▸ **DATASET**
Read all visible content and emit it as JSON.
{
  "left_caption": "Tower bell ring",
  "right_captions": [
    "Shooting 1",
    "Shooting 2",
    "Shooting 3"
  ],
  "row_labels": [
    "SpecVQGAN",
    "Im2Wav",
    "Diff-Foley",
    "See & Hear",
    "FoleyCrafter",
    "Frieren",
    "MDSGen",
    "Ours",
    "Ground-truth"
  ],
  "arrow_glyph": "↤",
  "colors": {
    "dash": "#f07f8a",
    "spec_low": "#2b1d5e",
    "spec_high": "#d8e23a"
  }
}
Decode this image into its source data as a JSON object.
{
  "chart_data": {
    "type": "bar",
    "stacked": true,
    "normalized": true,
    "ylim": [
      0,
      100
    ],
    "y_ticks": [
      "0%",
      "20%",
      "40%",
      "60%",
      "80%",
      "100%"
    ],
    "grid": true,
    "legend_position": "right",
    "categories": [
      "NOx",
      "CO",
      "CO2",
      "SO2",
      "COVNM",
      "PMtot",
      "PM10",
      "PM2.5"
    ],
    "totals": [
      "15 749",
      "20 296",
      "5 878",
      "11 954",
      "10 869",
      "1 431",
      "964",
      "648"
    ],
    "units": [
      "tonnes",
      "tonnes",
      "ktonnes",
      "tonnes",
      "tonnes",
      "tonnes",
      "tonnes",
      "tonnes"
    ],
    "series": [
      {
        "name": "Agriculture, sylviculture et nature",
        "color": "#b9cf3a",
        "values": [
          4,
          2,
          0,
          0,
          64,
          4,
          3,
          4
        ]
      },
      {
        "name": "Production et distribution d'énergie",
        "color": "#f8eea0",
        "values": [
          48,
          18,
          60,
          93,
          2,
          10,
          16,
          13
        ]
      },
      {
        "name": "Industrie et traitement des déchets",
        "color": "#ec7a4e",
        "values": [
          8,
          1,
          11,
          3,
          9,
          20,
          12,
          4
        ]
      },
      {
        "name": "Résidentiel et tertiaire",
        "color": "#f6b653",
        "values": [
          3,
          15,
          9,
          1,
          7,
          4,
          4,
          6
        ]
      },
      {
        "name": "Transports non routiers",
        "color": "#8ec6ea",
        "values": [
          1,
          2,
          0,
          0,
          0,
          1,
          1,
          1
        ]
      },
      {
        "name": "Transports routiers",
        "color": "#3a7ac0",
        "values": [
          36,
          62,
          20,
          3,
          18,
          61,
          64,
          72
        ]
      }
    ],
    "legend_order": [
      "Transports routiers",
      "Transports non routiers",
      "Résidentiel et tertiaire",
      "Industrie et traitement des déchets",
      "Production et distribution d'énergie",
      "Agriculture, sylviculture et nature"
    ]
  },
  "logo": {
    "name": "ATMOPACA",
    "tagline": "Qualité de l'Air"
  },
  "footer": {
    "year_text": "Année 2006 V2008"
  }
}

▸ **PROBLEM DETAILS**
Copy out each line of the data where the string "tertiaire" appears.

▸ **RESPONSE TO THIS EXERCISE**
        "name": "Résidentiel et tertiaire",
      "Résidentiel et tertiaire",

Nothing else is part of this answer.